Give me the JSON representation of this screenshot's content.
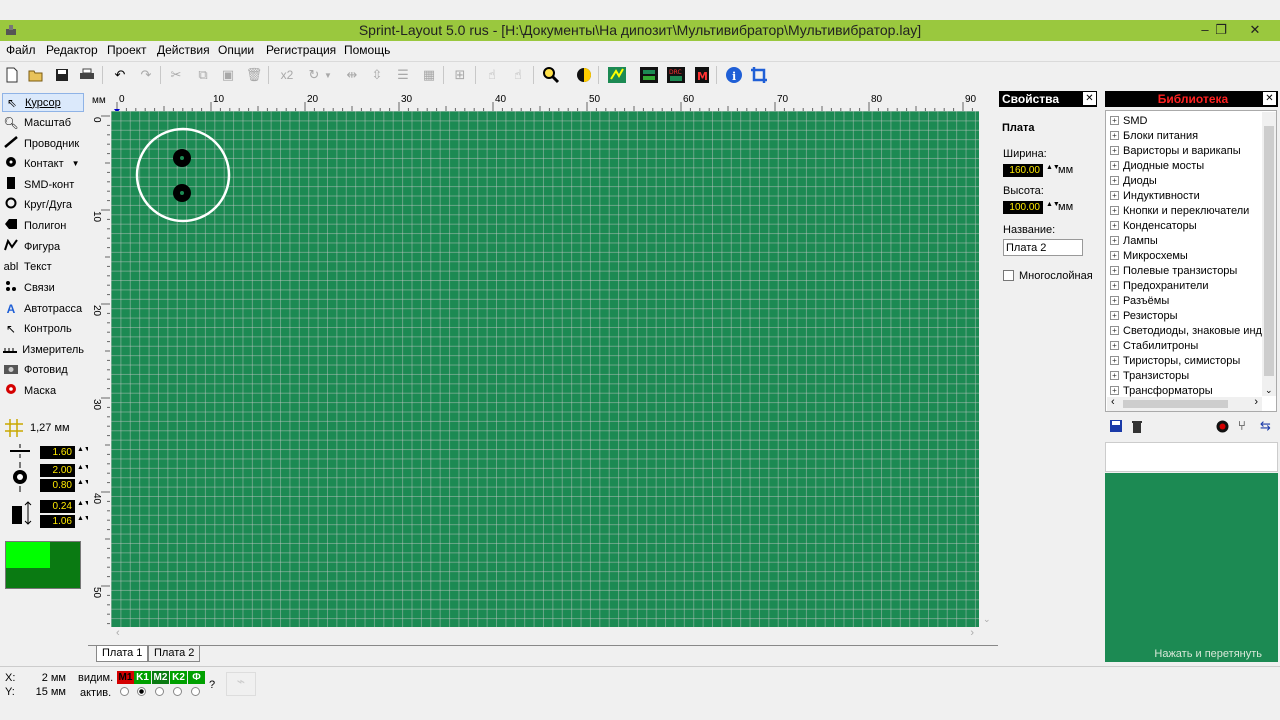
{
  "window": {
    "title": "Sprint-Layout 5.0 rus     - [H:\\Документы\\На дипозит\\Мультивибратор\\Мультивибратор.lay]",
    "min": "–",
    "restore": "❐",
    "close": "✕"
  },
  "menu": [
    "Файл",
    "Редактор",
    "Проект",
    "Действия",
    "Опции",
    "Регистрация",
    "Помощь"
  ],
  "toolbar": {
    "x2_label": "x2",
    "icons": [
      "new-icon",
      "open-icon",
      "save-icon",
      "print-icon",
      "undo-icon",
      "redo-icon",
      "cut-icon",
      "copy-icon",
      "paste-icon",
      "delete-icon",
      "x2-icon",
      "rotate-icon",
      "mirror-h-icon",
      "mirror-v-icon",
      "align-icon",
      "grid-icon",
      "group-icon",
      "lock-icon",
      "unlock-icon",
      "zoom-icon",
      "layer-icon",
      "drc-icon",
      "export-icon",
      "pcb-icon",
      "macro-icon",
      "info-icon",
      "crop-icon"
    ]
  },
  "tools": [
    {
      "label": "Курсор",
      "icon": "cursor-icon"
    },
    {
      "label": "Масштаб",
      "icon": "zoom-icon"
    },
    {
      "label": "Проводник",
      "icon": "track-icon"
    },
    {
      "label": "Контакт",
      "icon": "pad-icon"
    },
    {
      "label": "SMD-конт",
      "icon": "smd-pad-icon"
    },
    {
      "label": "Круг/Дуга",
      "icon": "circle-icon"
    },
    {
      "label": "Полигон",
      "icon": "polygon-icon"
    },
    {
      "label": "Фигура",
      "icon": "shape-icon"
    },
    {
      "label": "Текст",
      "icon": "text-icon"
    },
    {
      "label": "Связи",
      "icon": "connections-icon"
    },
    {
      "label": "Автотрасса",
      "icon": "autoroute-icon"
    },
    {
      "label": "Контроль",
      "icon": "test-icon"
    },
    {
      "label": "Измеритель",
      "icon": "measure-icon"
    },
    {
      "label": "Фотовид",
      "icon": "photoview-icon"
    },
    {
      "label": "Маска",
      "icon": "mask-icon"
    }
  ],
  "tool_text_prefix": "abl",
  "grid": {
    "value": "1,27 мм"
  },
  "sizes": {
    "track": "1.60",
    "pad_outer": "2.00",
    "pad_inner": "0.80",
    "smd_w": "0.24",
    "smd_h": "1.06"
  },
  "colors": {
    "board": "#1c8a53",
    "preview_light": "#00ff00",
    "preview_dark": "#0a7a12",
    "ruler_mark": "#0000cc"
  },
  "ruler": {
    "unit": "мм",
    "top": [
      "0",
      "10",
      "20",
      "30",
      "40",
      "50",
      "60",
      "70",
      "80",
      "90"
    ],
    "left": [
      "0",
      "10",
      "20",
      "30",
      "40",
      "50"
    ]
  },
  "properties": {
    "title": "Свойства",
    "section": "Плата",
    "width_label": "Ширина:",
    "width_value": "160.00",
    "width_unit": "мм",
    "height_label": "Высота:",
    "height_value": "100.00",
    "height_unit": "мм",
    "name_label": "Название:",
    "name_value": "Плата  2",
    "multilayer_label": "Многослойная"
  },
  "library": {
    "title": "Библиотека",
    "items": [
      "SMD",
      "Блоки питания",
      "Варисторы и варикапы",
      "Диодные мосты",
      "Диоды",
      "Индуктивности",
      "Кнопки и переключатели",
      "Конденсаторы",
      "Лампы",
      "Микросхемы",
      "Полевые транзисторы",
      "Предохранители",
      "Разъёмы",
      "Резисторы",
      "Светодиоды, знаковые инди",
      "Стабилитроны",
      "Тиристоры, симисторы",
      "Транзисторы",
      "Трансформаторы"
    ],
    "preview_hint": "Нажать и перетянуть"
  },
  "tabs": [
    "Плата 1",
    "Плата  2"
  ],
  "status": {
    "x_label": "X:",
    "x_value": "2 мм",
    "y_label": "Y:",
    "y_value": "15 мм",
    "visible_label": "видим.",
    "active_label": "актив.",
    "layers": [
      {
        "name": "M1",
        "color": "#d40000"
      },
      {
        "name": "K1",
        "color": "#00a000"
      },
      {
        "name": "M2",
        "color": "#0a7a12"
      },
      {
        "name": "K2",
        "color": "#00a000"
      },
      {
        "name": "Ф",
        "color": "#00a000"
      }
    ],
    "help": "?"
  }
}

== What you have to do ==
Transcribe all of the entries word for word, but skip any pictures they contain.

== Task result ==
Give me the JSON representation of this screenshot's content.
{
  "window": {
    "title": "Sprint-Layout 5.0 rus     - [H:\\Документы\\На дипозит\\Мультивибратор\\Мультивибратор.lay]",
    "min": "–",
    "restore": "❐",
    "close": "✕"
  },
  "menu": [
    "Файл",
    "Редактор",
    "Проект",
    "Действия",
    "Опции",
    "Регистрация",
    "Помощь"
  ],
  "toolbar": {
    "x2_label": "x2",
    "icons": [
      "new-icon",
      "open-icon",
      "save-icon",
      "print-icon",
      "undo-icon",
      "redo-icon",
      "cut-icon",
      "copy-icon",
      "paste-icon",
      "delete-icon",
      "x2-icon",
      "rotate-icon",
      "mirror-h-icon",
      "mirror-v-icon",
      "align-icon",
      "grid-icon",
      "group-icon",
      "lock-icon",
      "unlock-icon",
      "zoom-icon",
      "layer-icon",
      "drc-icon",
      "export-icon",
      "pcb-icon",
      "macro-icon",
      "info-icon",
      "crop-icon"
    ]
  },
  "tools": [
    {
      "label": "Курсор",
      "icon": "cursor-icon"
    },
    {
      "label": "Масштаб",
      "icon": "zoom-icon"
    },
    {
      "label": "Проводник",
      "icon": "track-icon"
    },
    {
      "label": "Контакт",
      "icon": "pad-icon"
    },
    {
      "label": "SMD-конт",
      "icon": "smd-pad-icon"
    },
    {
      "label": "Круг/Дуга",
      "icon": "circle-icon"
    },
    {
      "label": "Полигон",
      "icon": "polygon-icon"
    },
    {
      "label": "Фигура",
      "icon": "shape-icon"
    },
    {
      "label": "Текст",
      "icon": "text-icon"
    },
    {
      "label": "Связи",
      "icon": "connections-icon"
    },
    {
      "label": "Автотрасса",
      "icon": "autoroute-icon"
    },
    {
      "label": "Контроль",
      "icon": "test-icon"
    },
    {
      "label": "Измеритель",
      "icon": "measure-icon"
    },
    {
      "label": "Фотовид",
      "icon": "photoview-icon"
    },
    {
      "label": "Маска",
      "icon": "mask-icon"
    }
  ],
  "tool_text_prefix": "abl",
  "grid": {
    "value": "1,27 мм"
  },
  "sizes": {
    "track": "1.60",
    "pad_outer": "2.00",
    "pad_inner": "0.80",
    "smd_w": "0.24",
    "smd_h": "1.06"
  },
  "colors": {
    "board": "#1c8a53",
    "preview_light": "#00ff00",
    "preview_dark": "#0a7a12",
    "ruler_mark": "#0000cc"
  },
  "ruler": {
    "unit": "мм",
    "top": [
      "0",
      "10",
      "20",
      "30",
      "40",
      "50",
      "60",
      "70",
      "80",
      "90"
    ],
    "left": [
      "0",
      "10",
      "20",
      "30",
      "40",
      "50"
    ]
  },
  "properties": {
    "title": "Свойства",
    "section": "Плата",
    "width_label": "Ширина:",
    "width_value": "160.00",
    "width_unit": "мм",
    "height_label": "Высота:",
    "height_value": "100.00",
    "height_unit": "мм",
    "name_label": "Название:",
    "name_value": "Плата  2",
    "multilayer_label": "Многослойная"
  },
  "library": {
    "title": "Библиотека",
    "items": [
      "SMD",
      "Блоки питания",
      "Варисторы и варикапы",
      "Диодные мосты",
      "Диоды",
      "Индуктивности",
      "Кнопки и переключатели",
      "Конденсаторы",
      "Лампы",
      "Микросхемы",
      "Полевые транзисторы",
      "Предохранители",
      "Разъёмы",
      "Резисторы",
      "Светодиоды, знаковые инди",
      "Стабилитроны",
      "Тиристоры, симисторы",
      "Транзисторы",
      "Трансформаторы"
    ],
    "preview_hint": "Нажать и перетянуть"
  },
  "tabs": [
    "Плата 1",
    "Плата  2"
  ],
  "status": {
    "x_label": "X:",
    "x_value": "2 мм",
    "y_label": "Y:",
    "y_value": "15 мм",
    "visible_label": "видим.",
    "active_label": "актив.",
    "layers": [
      {
        "name": "M1",
        "color": "#d40000"
      },
      {
        "name": "K1",
        "color": "#00a000"
      },
      {
        "name": "M2",
        "color": "#0a7a12"
      },
      {
        "name": "K2",
        "color": "#00a000"
      },
      {
        "name": "Ф",
        "color": "#00a000"
      }
    ],
    "help": "?"
  }
}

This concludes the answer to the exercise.